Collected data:
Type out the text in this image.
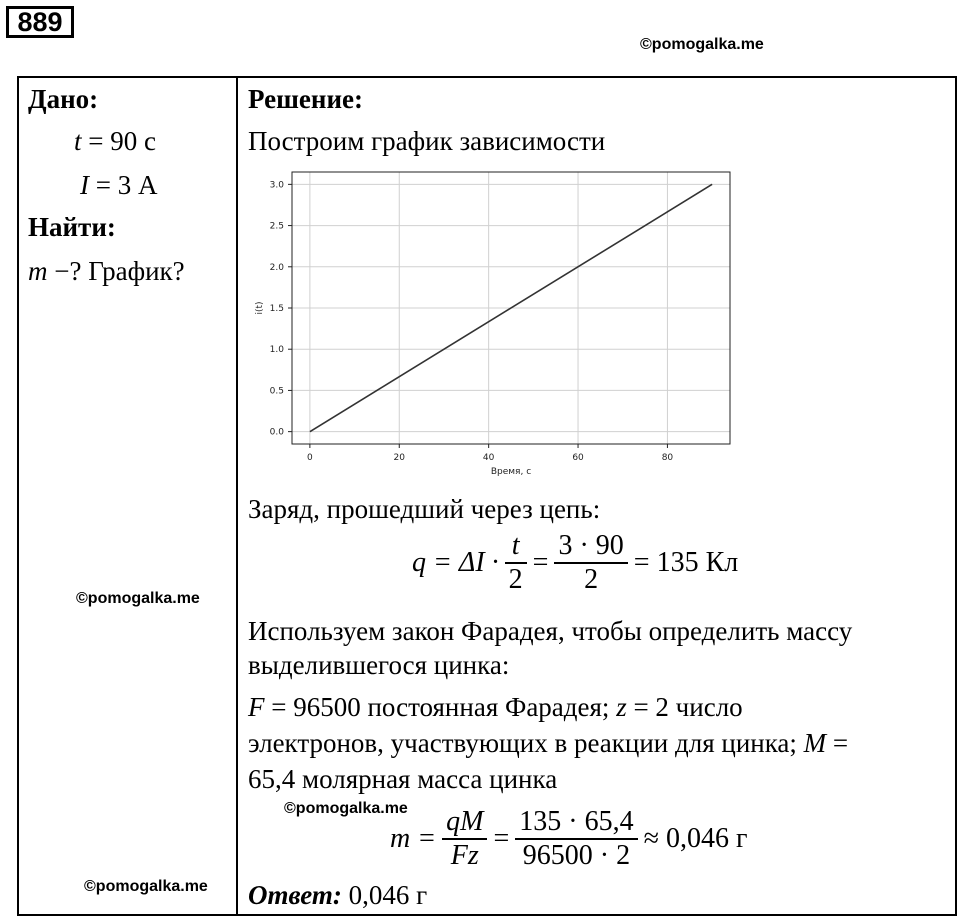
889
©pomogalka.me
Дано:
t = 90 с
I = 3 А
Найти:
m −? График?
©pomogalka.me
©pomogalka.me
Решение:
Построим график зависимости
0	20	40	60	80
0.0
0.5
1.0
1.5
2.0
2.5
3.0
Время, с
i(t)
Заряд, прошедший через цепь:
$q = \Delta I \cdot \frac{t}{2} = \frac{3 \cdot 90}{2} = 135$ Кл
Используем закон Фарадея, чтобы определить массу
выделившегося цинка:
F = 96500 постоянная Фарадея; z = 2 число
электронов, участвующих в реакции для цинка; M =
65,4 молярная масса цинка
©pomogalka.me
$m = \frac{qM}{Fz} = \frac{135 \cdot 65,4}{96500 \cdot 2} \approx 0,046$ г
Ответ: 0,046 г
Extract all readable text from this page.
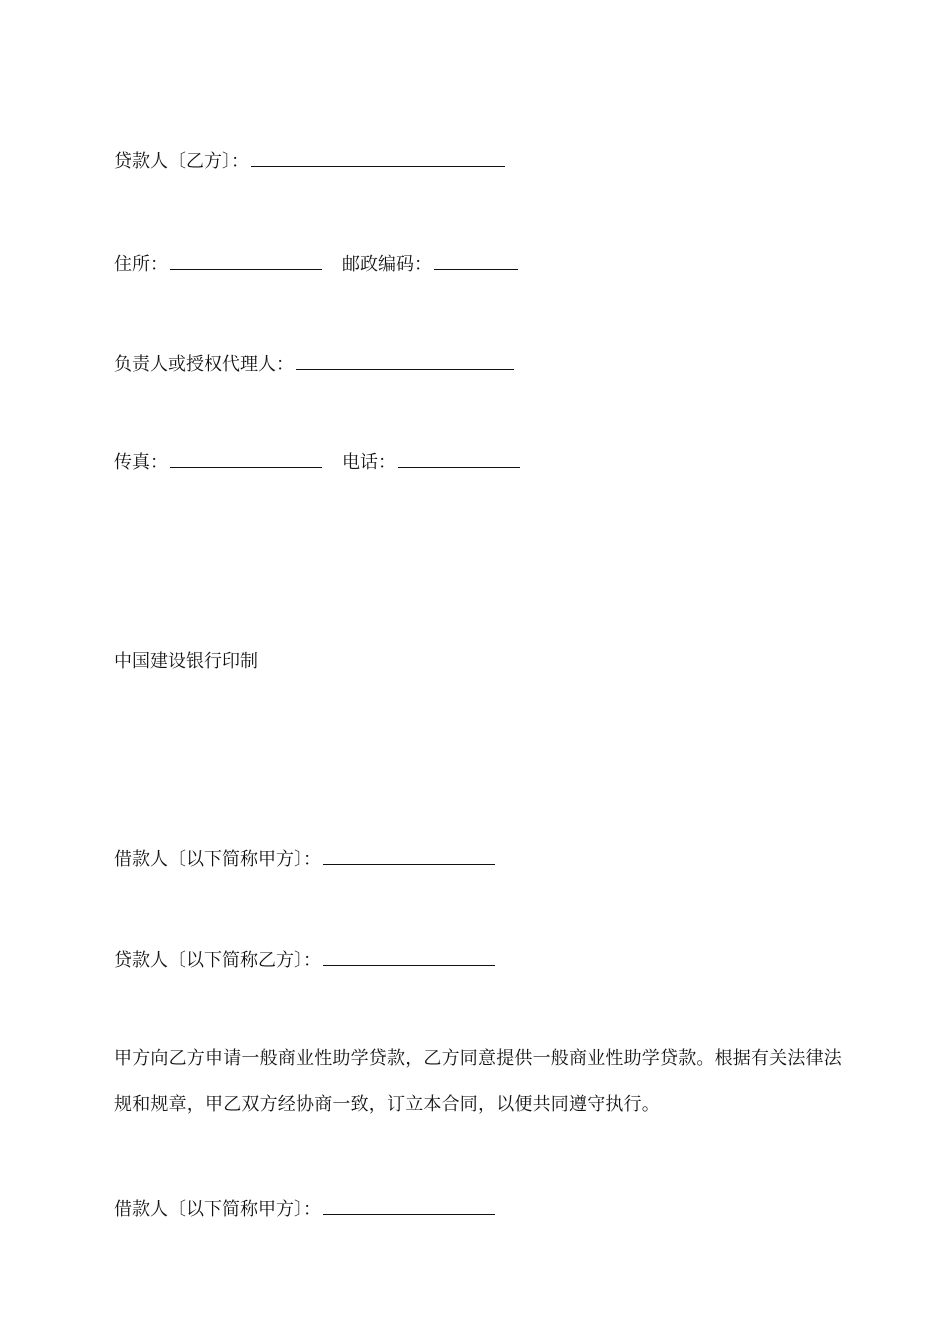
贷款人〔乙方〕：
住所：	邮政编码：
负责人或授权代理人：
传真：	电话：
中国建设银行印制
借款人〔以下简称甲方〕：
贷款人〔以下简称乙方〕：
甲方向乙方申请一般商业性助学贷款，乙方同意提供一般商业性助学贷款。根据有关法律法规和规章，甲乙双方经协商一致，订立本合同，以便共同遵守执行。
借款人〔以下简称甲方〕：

■ **DO THIS**:
Copy every line of the data word for word, omitting the images.

■ **RESPONSE BELOW**:
Type out the text in this image.
889
©pomogalka.me
Дано:
t = 90 с
I = 3 А
Найти:
m −? График?
©pomogalka.me
©pomogalka.me
Решение:
Построим график зависимости
0	20	40	60	80
0.0
0.5
1.0
1.5
2.0
2.5
3.0
Время, с
i(t)
Заряд, прошедший через цепь:
$q = \Delta I \cdot \frac{t}{2} = \frac{3 \cdot 90}{2} = 135$ Кл
Используем закон Фарадея, чтобы определить массу
выделившегося цинка:
F = 96500 постоянная Фарадея; z = 2 число
электронов, участвующих в реакции для цинка; M =
65,4 молярная масса цинка
©pomogalka.me
$m = \frac{qM}{Fz} = \frac{135 \cdot 65,4}{96500 \cdot 2} \approx 0,046$ г
Ответ: 0,046 г
Extract all readable text from this page.
贷款人〔乙方〕：
住所：	邮政编码：
负责人或授权代理人：
传真：	电话：
中国建设银行印制
借款人〔以下简称甲方〕：
贷款人〔以下简称乙方〕：
甲方向乙方申请一般商业性助学贷款，乙方同意提供一般商业性助学贷款。根据有关法律法规和规章，甲乙双方经协商一致，订立本合同，以便共同遵守执行。
借款人〔以下简称甲方〕：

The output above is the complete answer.